Saved entries:
/---
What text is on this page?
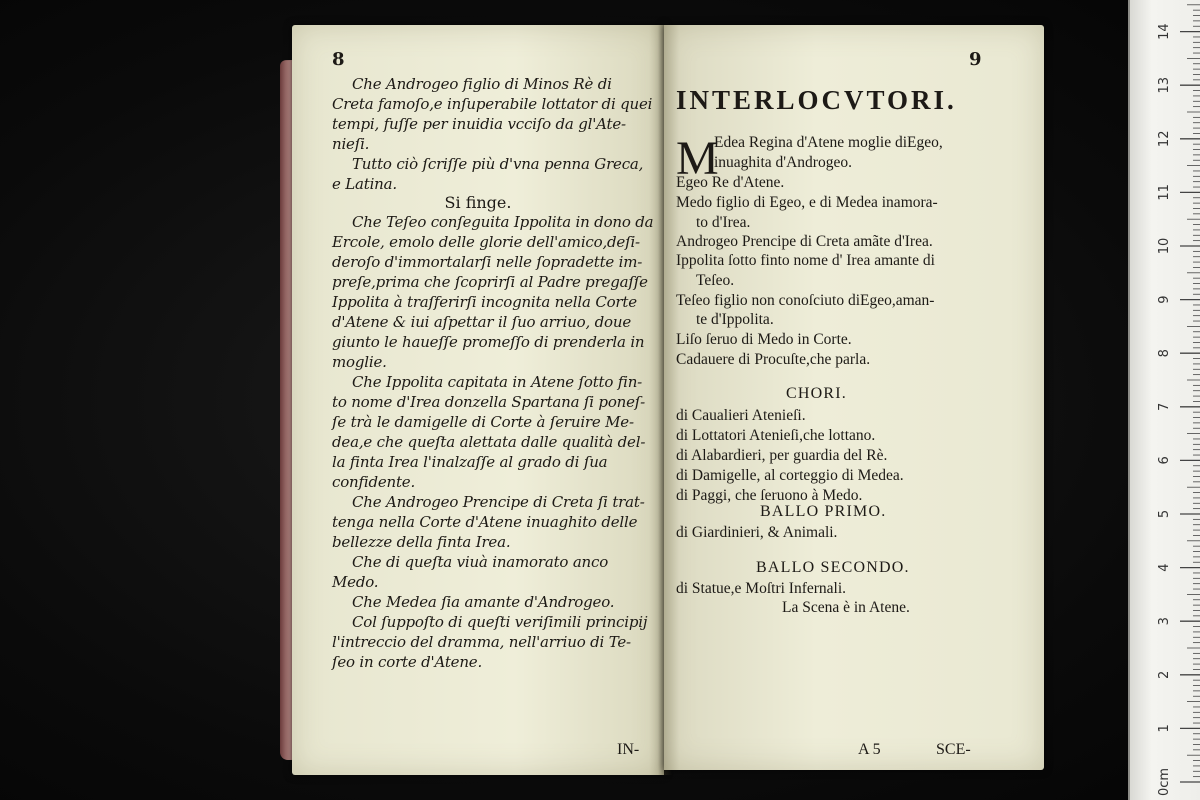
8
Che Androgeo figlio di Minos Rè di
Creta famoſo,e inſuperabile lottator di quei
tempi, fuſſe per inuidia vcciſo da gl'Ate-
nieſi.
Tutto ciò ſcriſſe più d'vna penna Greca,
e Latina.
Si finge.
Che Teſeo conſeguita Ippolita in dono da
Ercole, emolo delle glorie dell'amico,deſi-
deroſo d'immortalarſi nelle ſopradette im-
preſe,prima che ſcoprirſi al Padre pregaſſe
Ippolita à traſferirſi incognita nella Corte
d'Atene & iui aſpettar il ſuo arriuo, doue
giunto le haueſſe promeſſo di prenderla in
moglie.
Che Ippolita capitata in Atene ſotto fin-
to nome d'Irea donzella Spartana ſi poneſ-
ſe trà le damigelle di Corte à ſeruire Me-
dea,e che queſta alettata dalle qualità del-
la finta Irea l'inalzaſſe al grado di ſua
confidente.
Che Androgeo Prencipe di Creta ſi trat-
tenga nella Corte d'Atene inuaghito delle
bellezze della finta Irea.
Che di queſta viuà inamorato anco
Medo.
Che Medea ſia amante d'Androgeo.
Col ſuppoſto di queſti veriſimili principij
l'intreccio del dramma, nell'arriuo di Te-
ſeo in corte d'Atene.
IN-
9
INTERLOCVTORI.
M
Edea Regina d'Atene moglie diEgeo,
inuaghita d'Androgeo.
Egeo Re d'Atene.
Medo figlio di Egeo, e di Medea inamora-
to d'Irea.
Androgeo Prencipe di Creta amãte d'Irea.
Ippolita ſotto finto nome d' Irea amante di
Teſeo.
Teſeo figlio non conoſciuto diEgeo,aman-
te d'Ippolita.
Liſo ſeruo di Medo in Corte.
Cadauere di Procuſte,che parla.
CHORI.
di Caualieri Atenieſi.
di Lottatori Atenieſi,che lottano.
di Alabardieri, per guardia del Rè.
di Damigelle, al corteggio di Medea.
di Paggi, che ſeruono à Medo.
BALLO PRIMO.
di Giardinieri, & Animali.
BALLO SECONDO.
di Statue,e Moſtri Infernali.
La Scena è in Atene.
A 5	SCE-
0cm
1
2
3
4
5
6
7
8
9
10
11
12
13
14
\---
§ Given task
Transcribe all the lines above exactly, apart from the pictures.

§ Result for this exercise
What text is on this page?
8
Che Androgeo figlio di Minos Rè di
Creta famoſo,e inſuperabile lottator di quei
tempi, fuſſe per inuidia vcciſo da gl'Ate-
nieſi.
Tutto ciò ſcriſſe più d'vna penna Greca,
e Latina.
Si finge.
Che Teſeo conſeguita Ippolita in dono da
Ercole, emolo delle glorie dell'amico,deſi-
deroſo d'immortalarſi nelle ſopradette im-
preſe,prima che ſcoprirſi al Padre pregaſſe
Ippolita à traſferirſi incognita nella Corte
d'Atene & iui aſpettar il ſuo arriuo, doue
giunto le haueſſe promeſſo di prenderla in
moglie.
Che Ippolita capitata in Atene ſotto fin-
to nome d'Irea donzella Spartana ſi poneſ-
ſe trà le damigelle di Corte à ſeruire Me-
dea,e che queſta alettata dalle qualità del-
la finta Irea l'inalzaſſe al grado di ſua
confidente.
Che Androgeo Prencipe di Creta ſi trat-
tenga nella Corte d'Atene inuaghito delle
bellezze della finta Irea.
Che di queſta viuà inamorato anco
Medo.
Che Medea ſia amante d'Androgeo.
Col ſuppoſto di queſti veriſimili principij
l'intreccio del dramma, nell'arriuo di Te-
ſeo in corte d'Atene.
IN-
9
INTERLOCVTORI.
M
Edea Regina d'Atene moglie diEgeo,
inuaghita d'Androgeo.
Egeo Re d'Atene.
Medo figlio di Egeo, e di Medea inamora-
to d'Irea.
Androgeo Prencipe di Creta amãte d'Irea.
Ippolita ſotto finto nome d' Irea amante di
Teſeo.
Teſeo figlio non conoſciuto diEgeo,aman-
te d'Ippolita.
Liſo ſeruo di Medo in Corte.
Cadauere di Procuſte,che parla.
CHORI.
di Caualieri Atenieſi.
di Lottatori Atenieſi,che lottano.
di Alabardieri, per guardia del Rè.
di Damigelle, al corteggio di Medea.
di Paggi, che ſeruono à Medo.
BALLO PRIMO.
di Giardinieri, & Animali.
BALLO SECONDO.
di Statue,e Moſtri Infernali.
La Scena è in Atene.
A 5	SCE-
0cm
1
2
3
4
5
6
7
8
9
10
11
12
13
14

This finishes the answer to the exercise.